SET EXERCISE:
Each line containing the word "name" needs to be copied.

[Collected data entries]

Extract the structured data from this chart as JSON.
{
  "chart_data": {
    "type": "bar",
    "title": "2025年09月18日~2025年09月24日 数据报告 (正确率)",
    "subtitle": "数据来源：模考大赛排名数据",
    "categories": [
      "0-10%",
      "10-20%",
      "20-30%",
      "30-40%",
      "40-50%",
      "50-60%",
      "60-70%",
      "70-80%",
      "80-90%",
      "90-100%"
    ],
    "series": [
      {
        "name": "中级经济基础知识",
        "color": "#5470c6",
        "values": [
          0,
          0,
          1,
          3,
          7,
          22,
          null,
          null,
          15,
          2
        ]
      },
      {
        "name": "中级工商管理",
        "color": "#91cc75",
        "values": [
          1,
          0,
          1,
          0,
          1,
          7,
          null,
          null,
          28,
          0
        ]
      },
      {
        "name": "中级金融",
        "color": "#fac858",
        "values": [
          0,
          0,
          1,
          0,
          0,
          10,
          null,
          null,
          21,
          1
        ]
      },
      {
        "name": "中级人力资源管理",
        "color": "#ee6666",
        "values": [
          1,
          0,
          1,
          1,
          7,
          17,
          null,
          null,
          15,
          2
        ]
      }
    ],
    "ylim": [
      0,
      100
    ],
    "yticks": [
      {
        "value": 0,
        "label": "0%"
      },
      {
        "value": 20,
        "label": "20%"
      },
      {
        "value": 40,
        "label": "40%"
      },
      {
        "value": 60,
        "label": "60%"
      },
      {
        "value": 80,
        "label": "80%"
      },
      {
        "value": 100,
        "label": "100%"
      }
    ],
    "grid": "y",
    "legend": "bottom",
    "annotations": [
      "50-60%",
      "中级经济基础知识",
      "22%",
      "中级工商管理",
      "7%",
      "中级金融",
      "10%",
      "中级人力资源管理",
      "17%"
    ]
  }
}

FINAL RESULT:
        "name": "中级经济基础知识",
        "name": "中级工商管理",
        "name": "中级金融",
        "name": "中级人力资源管理",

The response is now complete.